WHAT TO DO >>
Copy every line from the data below in which the string "screenshot" can be found.

(Data items)
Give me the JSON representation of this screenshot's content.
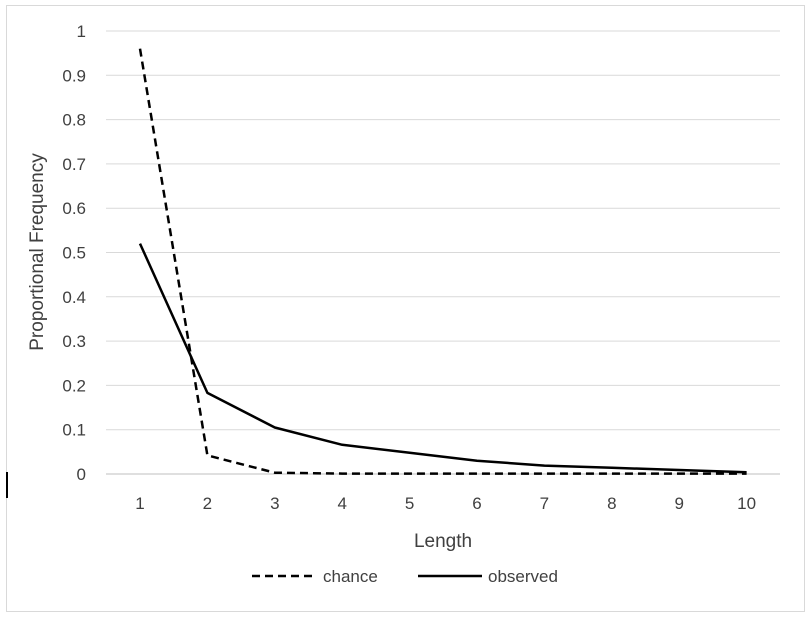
{
  "chart_data": {
    "type": "line",
    "title": "",
    "xlabel": "Length",
    "ylabel": "Proportional Frequency",
    "categories": [
      "1",
      "2",
      "3",
      "4",
      "5",
      "6",
      "7",
      "8",
      "9",
      "10"
    ],
    "ylim": [
      0,
      1
    ],
    "yticks": [
      "0",
      "0.1",
      "0.2",
      "0.3",
      "0.4",
      "0.5",
      "0.6",
      "0.7",
      "0.8",
      "0.9",
      "1"
    ],
    "grid": true,
    "legend_position": "bottom",
    "series": [
      {
        "name": "chance",
        "style": "dashed",
        "color": "#000000",
        "values": [
          0.96,
          0.042,
          0.003,
          0.001,
          0.001,
          0.001,
          0.001,
          0.001,
          0.001,
          0.001
        ]
      },
      {
        "name": "observed",
        "style": "solid",
        "color": "#000000",
        "values": [
          0.52,
          0.183,
          0.105,
          0.066,
          0.048,
          0.03,
          0.019,
          0.014,
          0.009,
          0.004
        ]
      }
    ]
  }
}
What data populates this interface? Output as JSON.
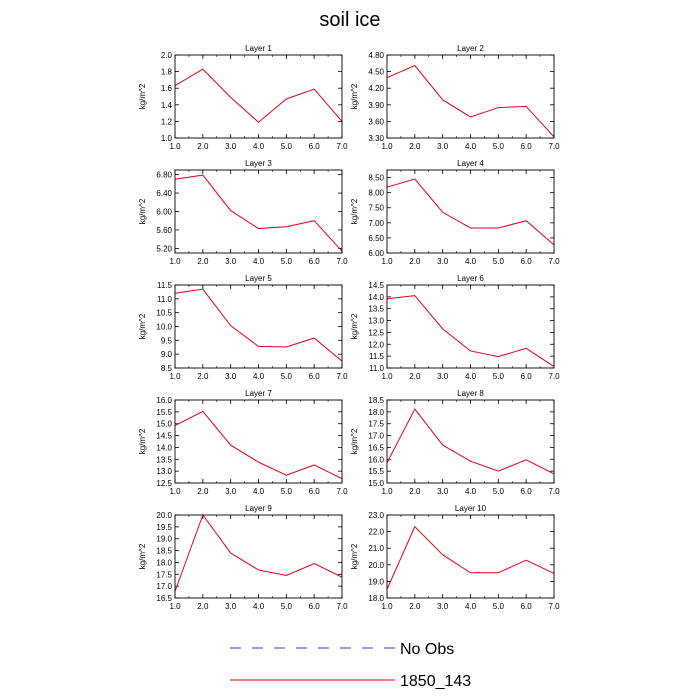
{
  "title": "soil ice",
  "colors": {
    "model_line": "#e8001c",
    "obs_line": "#3a3ad0",
    "axis": "#000000"
  },
  "legend": [
    {
      "label": "No Obs",
      "style": "dashed",
      "color": "#3a3ad0"
    },
    {
      "label": "1850_143",
      "style": "solid",
      "color": "#e8001c"
    }
  ],
  "chart_data": [
    {
      "type": "line",
      "title": "Layer 1",
      "ylabel": "kg/m^2",
      "x": [
        1,
        2,
        3,
        4,
        5,
        6,
        7
      ],
      "xlim": [
        1,
        7
      ],
      "xticks": [
        "1.0",
        "2.0",
        "3.0",
        "4.0",
        "5.0",
        "6.0",
        "7.0"
      ],
      "ylim": [
        1.0,
        2.0
      ],
      "yticks": [
        "1.0",
        "1.2",
        "1.4",
        "1.6",
        "1.8",
        "2.0"
      ],
      "series": [
        {
          "name": "1850_143",
          "values": [
            1.63,
            1.83,
            1.49,
            1.19,
            1.47,
            1.59,
            1.2
          ]
        }
      ]
    },
    {
      "type": "line",
      "title": "Layer 2",
      "ylabel": "kg/m^2",
      "x": [
        1,
        2,
        3,
        4,
        5,
        6,
        7
      ],
      "xlim": [
        1,
        7
      ],
      "xticks": [
        "1.0",
        "2.0",
        "3.0",
        "4.0",
        "5.0",
        "6.0",
        "7.0"
      ],
      "ylim": [
        3.3,
        4.8
      ],
      "yticks": [
        "3.30",
        "3.60",
        "3.90",
        "4.20",
        "4.50",
        "4.80"
      ],
      "series": [
        {
          "name": "1850_143",
          "values": [
            4.39,
            4.61,
            3.99,
            3.68,
            3.85,
            3.87,
            3.32
          ]
        }
      ]
    },
    {
      "type": "line",
      "title": "Layer 3",
      "ylabel": "kg/m^2",
      "x": [
        1,
        2,
        3,
        4,
        5,
        6,
        7
      ],
      "xlim": [
        1,
        7
      ],
      "xticks": [
        "1.0",
        "2.0",
        "3.0",
        "4.0",
        "5.0",
        "6.0",
        "7.0"
      ],
      "ylim": [
        5.1,
        6.9
      ],
      "yticks": [
        "5.20",
        "5.60",
        "6.00",
        "6.40",
        "6.80"
      ],
      "series": [
        {
          "name": "1850_143",
          "values": [
            6.7,
            6.79,
            6.02,
            5.63,
            5.67,
            5.8,
            5.14
          ]
        }
      ]
    },
    {
      "type": "line",
      "title": "Layer 4",
      "ylabel": "kg/m^2",
      "x": [
        1,
        2,
        3,
        4,
        5,
        6,
        7
      ],
      "xlim": [
        1,
        7
      ],
      "xticks": [
        "1.0",
        "2.0",
        "3.0",
        "4.0",
        "5.0",
        "6.0",
        "7.0"
      ],
      "ylim": [
        6.0,
        8.75
      ],
      "yticks": [
        "6.00",
        "6.50",
        "7.00",
        "7.50",
        "8.00",
        "8.50"
      ],
      "series": [
        {
          "name": "1850_143",
          "values": [
            8.18,
            8.45,
            7.35,
            6.83,
            6.83,
            7.07,
            6.27
          ]
        }
      ]
    },
    {
      "type": "line",
      "title": "Layer 5",
      "ylabel": "kg/m^2",
      "x": [
        1,
        2,
        3,
        4,
        5,
        6,
        7
      ],
      "xlim": [
        1,
        7
      ],
      "xticks": [
        "1.0",
        "2.0",
        "3.0",
        "4.0",
        "5.0",
        "6.0",
        "7.0"
      ],
      "ylim": [
        8.5,
        11.5
      ],
      "yticks": [
        "8.5",
        "9.0",
        "9.5",
        "10.0",
        "10.5",
        "11.0",
        "11.5"
      ],
      "series": [
        {
          "name": "1850_143",
          "values": [
            11.2,
            11.35,
            10.03,
            9.28,
            9.26,
            9.58,
            8.75
          ]
        }
      ]
    },
    {
      "type": "line",
      "title": "Layer 6",
      "ylabel": "kg/m^2",
      "x": [
        1,
        2,
        3,
        4,
        5,
        6,
        7
      ],
      "xlim": [
        1,
        7
      ],
      "xticks": [
        "1.0",
        "2.0",
        "3.0",
        "4.0",
        "5.0",
        "6.0",
        "7.0"
      ],
      "ylim": [
        11.0,
        14.5
      ],
      "yticks": [
        "11.0",
        "11.5",
        "12.0",
        "12.5",
        "13.0",
        "13.5",
        "14.0",
        "14.5"
      ],
      "series": [
        {
          "name": "1850_143",
          "values": [
            13.92,
            14.05,
            12.65,
            11.72,
            11.48,
            11.83,
            11.06
          ]
        }
      ]
    },
    {
      "type": "line",
      "title": "Layer 7",
      "ylabel": "kg/m^2",
      "x": [
        1,
        2,
        3,
        4,
        5,
        6,
        7
      ],
      "xlim": [
        1,
        7
      ],
      "xticks": [
        "1.0",
        "2.0",
        "3.0",
        "4.0",
        "5.0",
        "6.0",
        "7.0"
      ],
      "ylim": [
        12.5,
        16.0
      ],
      "yticks": [
        "12.5",
        "13.0",
        "13.5",
        "14.0",
        "14.5",
        "15.0",
        "15.5",
        "16.0"
      ],
      "series": [
        {
          "name": "1850_143",
          "values": [
            14.92,
            15.52,
            14.1,
            13.38,
            12.83,
            13.26,
            12.68
          ]
        }
      ]
    },
    {
      "type": "line",
      "title": "Layer 8",
      "ylabel": "kg/m^2",
      "x": [
        1,
        2,
        3,
        4,
        5,
        6,
        7
      ],
      "xlim": [
        1,
        7
      ],
      "xticks": [
        "1.0",
        "2.0",
        "3.0",
        "4.0",
        "5.0",
        "6.0",
        "7.0"
      ],
      "ylim": [
        15.0,
        18.5
      ],
      "yticks": [
        "15.0",
        "15.5",
        "16.0",
        "16.5",
        "17.0",
        "17.5",
        "18.0",
        "18.5"
      ],
      "series": [
        {
          "name": "1850_143",
          "values": [
            15.85,
            18.12,
            16.6,
            15.92,
            15.5,
            15.98,
            15.38
          ]
        }
      ]
    },
    {
      "type": "line",
      "title": "Layer 9",
      "ylabel": "kg/m^2",
      "x": [
        1,
        2,
        3,
        4,
        5,
        6,
        7
      ],
      "xlim": [
        1,
        7
      ],
      "xticks": [
        "1.0",
        "2.0",
        "3.0",
        "4.0",
        "5.0",
        "6.0",
        "7.0"
      ],
      "ylim": [
        16.5,
        20.0
      ],
      "yticks": [
        "16.5",
        "17.0",
        "17.5",
        "18.0",
        "18.5",
        "19.0",
        "19.5",
        "20.0"
      ],
      "series": [
        {
          "name": "1850_143",
          "values": [
            16.78,
            20.0,
            18.4,
            17.68,
            17.45,
            17.95,
            17.38
          ]
        }
      ]
    },
    {
      "type": "line",
      "title": "Layer 10",
      "ylabel": "kg/m^2",
      "x": [
        1,
        2,
        3,
        4,
        5,
        6,
        7
      ],
      "xlim": [
        1,
        7
      ],
      "xticks": [
        "1.0",
        "2.0",
        "3.0",
        "4.0",
        "5.0",
        "6.0",
        "7.0"
      ],
      "ylim": [
        18.0,
        23.0
      ],
      "yticks": [
        "18.0",
        "19.0",
        "20.0",
        "21.0",
        "22.0",
        "23.0"
      ],
      "series": [
        {
          "name": "1850_143",
          "values": [
            18.52,
            22.3,
            20.6,
            19.52,
            19.52,
            20.28,
            19.48
          ]
        }
      ]
    }
  ]
}
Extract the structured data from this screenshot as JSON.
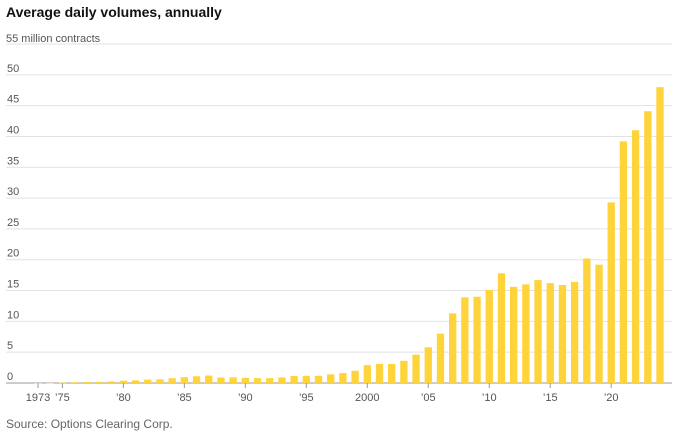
{
  "chart_data": {
    "type": "bar",
    "title": "Average daily volumes, annually",
    "unit_label": "55 million contracts",
    "source": "Source: Options Clearing Corp.",
    "color": "#FFD43B",
    "ylim": [
      0,
      55
    ],
    "yticks": [
      0,
      5,
      10,
      15,
      20,
      25,
      30,
      35,
      40,
      45,
      50
    ],
    "x_tick_years": [
      1973,
      1975,
      1980,
      1985,
      1990,
      1995,
      2000,
      2005,
      2010,
      2015,
      2020
    ],
    "x_tick_labels": [
      "1973",
      "’75",
      "’80",
      "’85",
      "’90",
      "’95",
      "2000",
      "’05",
      "’10",
      "’15",
      "’20"
    ],
    "grid": true,
    "x": [
      1973,
      1974,
      1975,
      1976,
      1977,
      1978,
      1979,
      1980,
      1981,
      1982,
      1983,
      1984,
      1985,
      1986,
      1987,
      1988,
      1989,
      1990,
      1991,
      1992,
      1993,
      1994,
      1995,
      1996,
      1997,
      1998,
      1999,
      2000,
      2001,
      2002,
      2003,
      2004,
      2005,
      2006,
      2007,
      2008,
      2009,
      2010,
      2011,
      2012,
      2013,
      2014,
      2015,
      2016,
      2017,
      2018,
      2019,
      2020,
      2021,
      2022,
      2023,
      2024
    ],
    "values": [
      0.01,
      0.02,
      0.07,
      0.13,
      0.16,
      0.19,
      0.26,
      0.38,
      0.43,
      0.55,
      0.6,
      0.77,
      0.94,
      1.1,
      1.21,
      0.9,
      0.91,
      0.83,
      0.78,
      0.79,
      0.9,
      1.14,
      1.16,
      1.17,
      1.41,
      1.61,
      1.98,
      2.9,
      3.1,
      3.1,
      3.6,
      4.6,
      5.8,
      8.0,
      11.3,
      13.9,
      14.0,
      15.1,
      17.8,
      15.6,
      16.0,
      16.7,
      16.2,
      15.9,
      16.4,
      20.2,
      19.2,
      29.3,
      39.2,
      41.0,
      44.1,
      48.0
    ]
  }
}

EXPECTED ANSWER >>
Give me the JSON representation of this screenshot's content.
Extract the structured data from this screenshot as JSON.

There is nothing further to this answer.